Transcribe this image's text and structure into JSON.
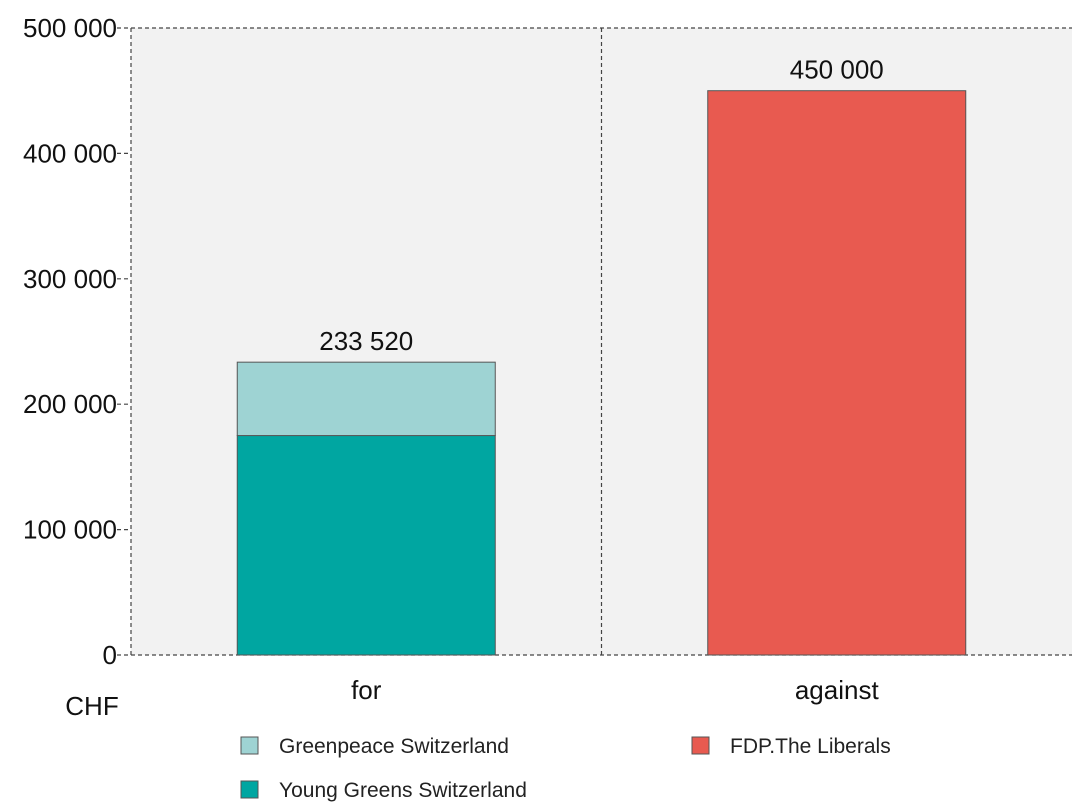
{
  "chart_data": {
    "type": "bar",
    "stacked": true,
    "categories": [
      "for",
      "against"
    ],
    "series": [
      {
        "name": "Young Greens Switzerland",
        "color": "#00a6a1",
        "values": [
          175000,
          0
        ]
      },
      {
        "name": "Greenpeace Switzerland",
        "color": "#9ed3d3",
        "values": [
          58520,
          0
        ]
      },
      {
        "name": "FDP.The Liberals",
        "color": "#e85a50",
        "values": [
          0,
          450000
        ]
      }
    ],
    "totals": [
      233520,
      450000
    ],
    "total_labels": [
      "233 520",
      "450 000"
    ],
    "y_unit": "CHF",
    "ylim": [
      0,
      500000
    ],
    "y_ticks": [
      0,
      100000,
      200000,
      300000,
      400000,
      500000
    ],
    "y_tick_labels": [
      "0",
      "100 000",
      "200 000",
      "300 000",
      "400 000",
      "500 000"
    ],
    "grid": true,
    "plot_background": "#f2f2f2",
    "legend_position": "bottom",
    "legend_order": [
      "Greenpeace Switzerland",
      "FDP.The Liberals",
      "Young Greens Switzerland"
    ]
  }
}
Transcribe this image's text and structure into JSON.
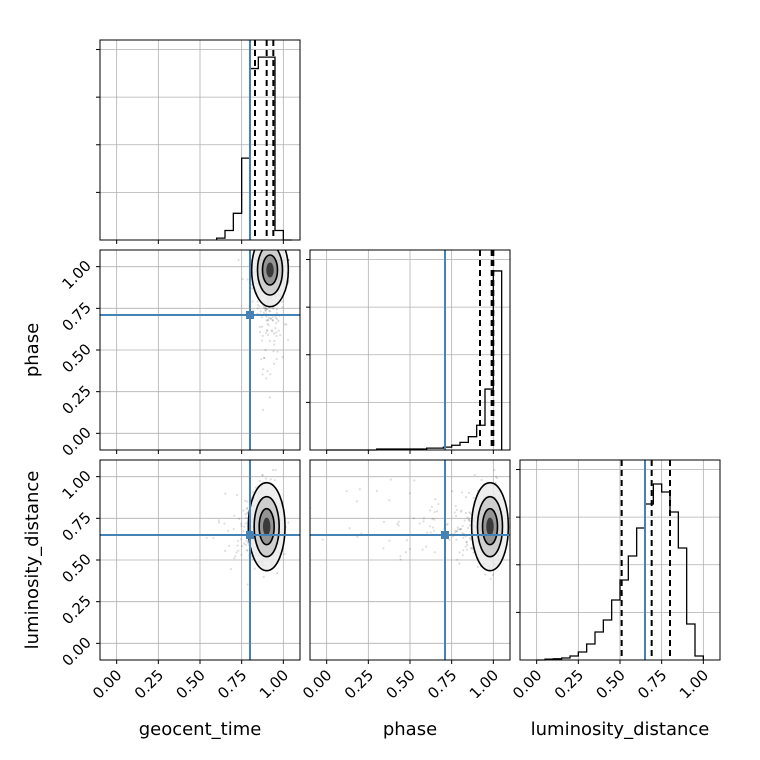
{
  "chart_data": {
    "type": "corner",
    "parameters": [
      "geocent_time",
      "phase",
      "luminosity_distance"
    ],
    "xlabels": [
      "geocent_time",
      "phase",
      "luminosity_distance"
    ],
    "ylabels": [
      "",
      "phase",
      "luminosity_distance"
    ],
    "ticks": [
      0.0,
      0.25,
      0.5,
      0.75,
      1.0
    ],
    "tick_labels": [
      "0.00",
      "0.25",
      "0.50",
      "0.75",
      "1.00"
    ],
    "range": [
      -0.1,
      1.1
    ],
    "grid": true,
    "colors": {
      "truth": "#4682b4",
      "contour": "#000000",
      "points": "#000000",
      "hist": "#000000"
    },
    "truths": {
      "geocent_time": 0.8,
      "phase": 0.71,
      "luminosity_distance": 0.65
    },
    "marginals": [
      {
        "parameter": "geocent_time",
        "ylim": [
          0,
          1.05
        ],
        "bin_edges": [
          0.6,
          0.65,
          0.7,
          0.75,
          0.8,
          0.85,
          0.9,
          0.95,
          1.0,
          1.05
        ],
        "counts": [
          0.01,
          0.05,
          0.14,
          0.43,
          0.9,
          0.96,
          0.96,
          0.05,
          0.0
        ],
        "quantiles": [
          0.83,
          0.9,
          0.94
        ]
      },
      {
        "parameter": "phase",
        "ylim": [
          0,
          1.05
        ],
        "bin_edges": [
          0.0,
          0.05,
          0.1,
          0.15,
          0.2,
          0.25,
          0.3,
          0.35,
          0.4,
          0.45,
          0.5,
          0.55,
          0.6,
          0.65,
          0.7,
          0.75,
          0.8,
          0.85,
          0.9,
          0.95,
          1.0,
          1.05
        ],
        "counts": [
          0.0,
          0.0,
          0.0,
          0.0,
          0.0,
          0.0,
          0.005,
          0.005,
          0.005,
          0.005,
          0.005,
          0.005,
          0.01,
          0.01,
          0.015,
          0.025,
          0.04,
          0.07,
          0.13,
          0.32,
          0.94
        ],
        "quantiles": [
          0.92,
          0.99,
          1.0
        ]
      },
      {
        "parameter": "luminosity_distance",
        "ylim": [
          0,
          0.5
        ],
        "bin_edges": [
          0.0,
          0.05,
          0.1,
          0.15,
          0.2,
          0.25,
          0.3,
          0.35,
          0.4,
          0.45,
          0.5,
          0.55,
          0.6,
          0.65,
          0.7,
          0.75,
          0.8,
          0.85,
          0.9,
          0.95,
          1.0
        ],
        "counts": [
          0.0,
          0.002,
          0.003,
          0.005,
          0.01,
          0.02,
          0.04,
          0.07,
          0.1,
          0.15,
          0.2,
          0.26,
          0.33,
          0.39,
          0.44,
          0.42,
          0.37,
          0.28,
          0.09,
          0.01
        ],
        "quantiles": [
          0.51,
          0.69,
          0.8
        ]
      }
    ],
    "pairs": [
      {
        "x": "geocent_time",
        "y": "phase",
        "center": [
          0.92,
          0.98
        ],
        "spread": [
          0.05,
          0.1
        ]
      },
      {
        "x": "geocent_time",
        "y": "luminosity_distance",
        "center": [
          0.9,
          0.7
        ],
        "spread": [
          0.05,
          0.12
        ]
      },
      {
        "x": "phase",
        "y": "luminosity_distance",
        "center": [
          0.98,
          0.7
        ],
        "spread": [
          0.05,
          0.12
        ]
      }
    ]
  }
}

______________________________

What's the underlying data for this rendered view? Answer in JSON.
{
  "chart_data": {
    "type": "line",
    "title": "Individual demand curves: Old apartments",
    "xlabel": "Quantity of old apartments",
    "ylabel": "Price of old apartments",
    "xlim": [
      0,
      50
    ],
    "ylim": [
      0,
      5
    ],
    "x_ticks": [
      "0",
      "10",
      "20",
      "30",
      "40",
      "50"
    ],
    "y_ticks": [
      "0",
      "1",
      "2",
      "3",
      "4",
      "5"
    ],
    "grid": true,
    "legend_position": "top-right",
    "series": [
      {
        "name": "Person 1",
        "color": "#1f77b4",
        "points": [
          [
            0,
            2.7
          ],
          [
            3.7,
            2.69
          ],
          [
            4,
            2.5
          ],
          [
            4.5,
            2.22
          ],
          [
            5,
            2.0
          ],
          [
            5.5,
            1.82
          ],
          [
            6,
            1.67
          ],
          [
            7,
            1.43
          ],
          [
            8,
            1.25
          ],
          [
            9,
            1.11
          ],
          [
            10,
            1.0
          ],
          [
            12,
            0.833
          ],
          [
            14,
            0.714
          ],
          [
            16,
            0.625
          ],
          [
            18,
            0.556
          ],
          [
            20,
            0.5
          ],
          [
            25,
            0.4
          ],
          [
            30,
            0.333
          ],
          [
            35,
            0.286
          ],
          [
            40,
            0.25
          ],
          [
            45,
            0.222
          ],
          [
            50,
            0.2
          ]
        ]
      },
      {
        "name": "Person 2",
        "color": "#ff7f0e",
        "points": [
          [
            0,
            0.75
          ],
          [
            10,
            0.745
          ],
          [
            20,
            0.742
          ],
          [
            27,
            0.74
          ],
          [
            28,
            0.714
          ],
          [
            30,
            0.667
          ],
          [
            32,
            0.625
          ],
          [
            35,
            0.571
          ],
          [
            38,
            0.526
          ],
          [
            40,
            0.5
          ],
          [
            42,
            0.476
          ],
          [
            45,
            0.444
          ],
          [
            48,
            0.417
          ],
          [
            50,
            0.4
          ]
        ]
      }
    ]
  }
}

______________________________

Take every line from the records above that has the word "phase" and copy it.

→ **Written solution**
      "phase",
      "phase",
      "phase",
      "phase": 0.71,
        "parameter": "phase",
        "y": "phase",
        "x": "phase",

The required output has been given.